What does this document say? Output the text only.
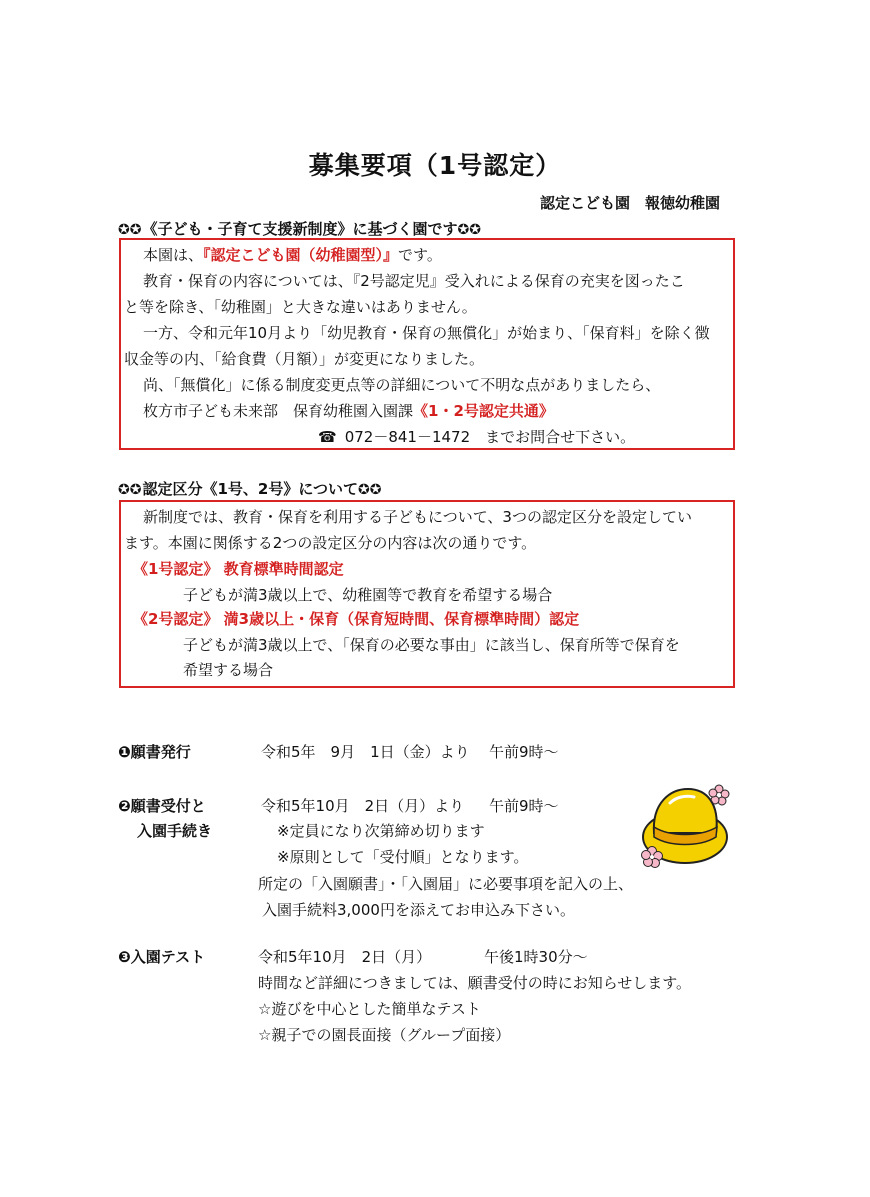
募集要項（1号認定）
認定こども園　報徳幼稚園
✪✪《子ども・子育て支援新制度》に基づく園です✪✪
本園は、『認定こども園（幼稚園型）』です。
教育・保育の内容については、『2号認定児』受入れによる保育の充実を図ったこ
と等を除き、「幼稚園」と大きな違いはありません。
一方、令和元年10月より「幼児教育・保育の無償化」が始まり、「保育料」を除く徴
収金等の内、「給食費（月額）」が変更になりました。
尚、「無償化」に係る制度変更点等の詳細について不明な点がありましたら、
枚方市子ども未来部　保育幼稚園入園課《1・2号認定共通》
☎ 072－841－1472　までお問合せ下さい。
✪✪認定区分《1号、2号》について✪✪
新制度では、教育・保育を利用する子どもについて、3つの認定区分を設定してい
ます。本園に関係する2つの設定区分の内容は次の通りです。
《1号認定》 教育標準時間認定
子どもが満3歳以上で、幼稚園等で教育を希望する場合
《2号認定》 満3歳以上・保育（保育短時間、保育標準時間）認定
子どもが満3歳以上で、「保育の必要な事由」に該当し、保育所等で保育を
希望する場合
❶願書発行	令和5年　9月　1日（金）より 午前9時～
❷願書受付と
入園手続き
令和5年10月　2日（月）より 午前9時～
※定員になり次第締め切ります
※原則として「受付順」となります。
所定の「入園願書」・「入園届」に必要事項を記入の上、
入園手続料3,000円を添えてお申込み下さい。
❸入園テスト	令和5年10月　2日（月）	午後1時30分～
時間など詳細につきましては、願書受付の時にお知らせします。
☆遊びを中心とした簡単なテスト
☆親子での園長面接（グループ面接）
---+---
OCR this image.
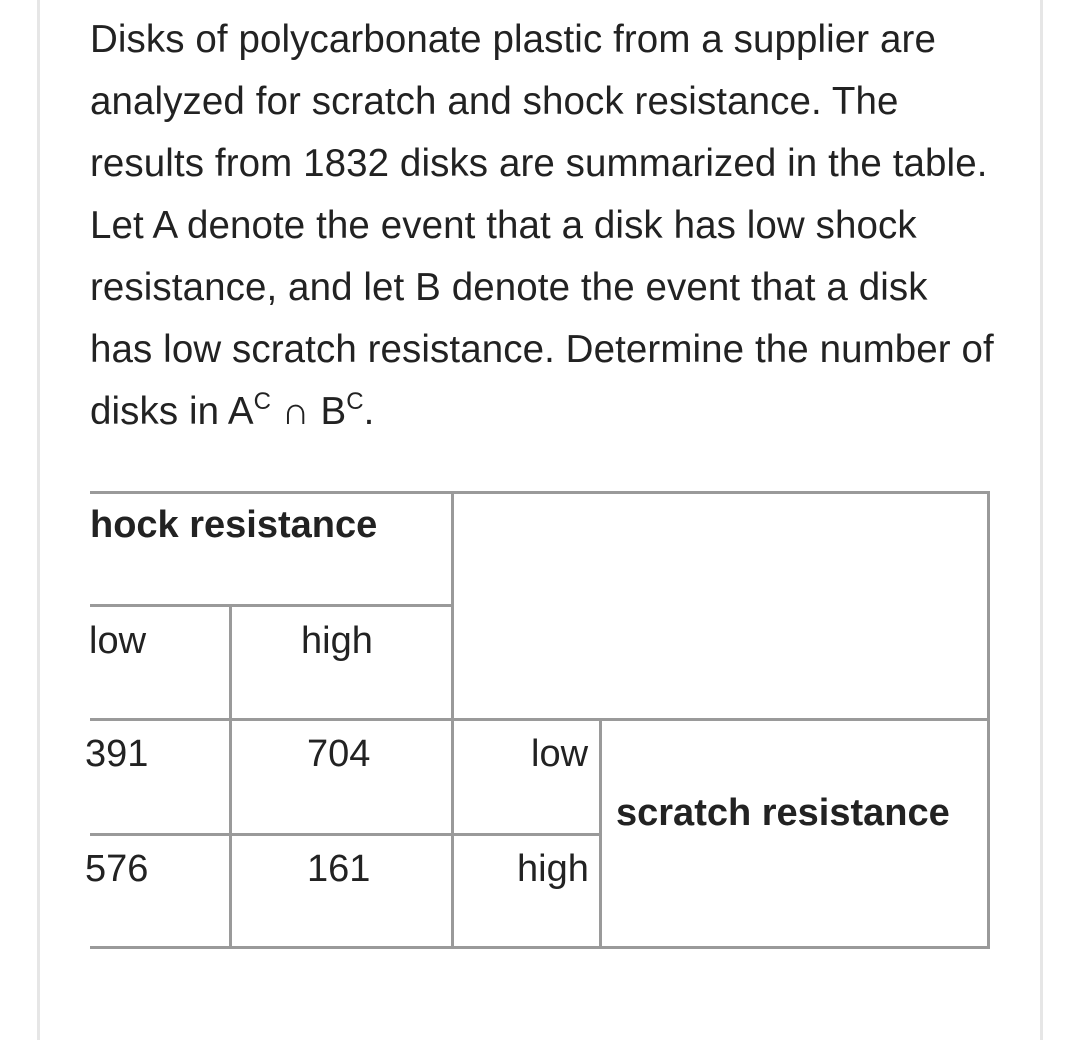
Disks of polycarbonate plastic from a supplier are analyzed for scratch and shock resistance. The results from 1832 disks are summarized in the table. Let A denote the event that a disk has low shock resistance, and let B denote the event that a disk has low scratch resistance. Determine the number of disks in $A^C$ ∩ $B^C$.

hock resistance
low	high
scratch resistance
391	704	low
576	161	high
---+---
From the material above, copy each line that includes the word "this".

What does this document say? Output the text only.
OCR this image.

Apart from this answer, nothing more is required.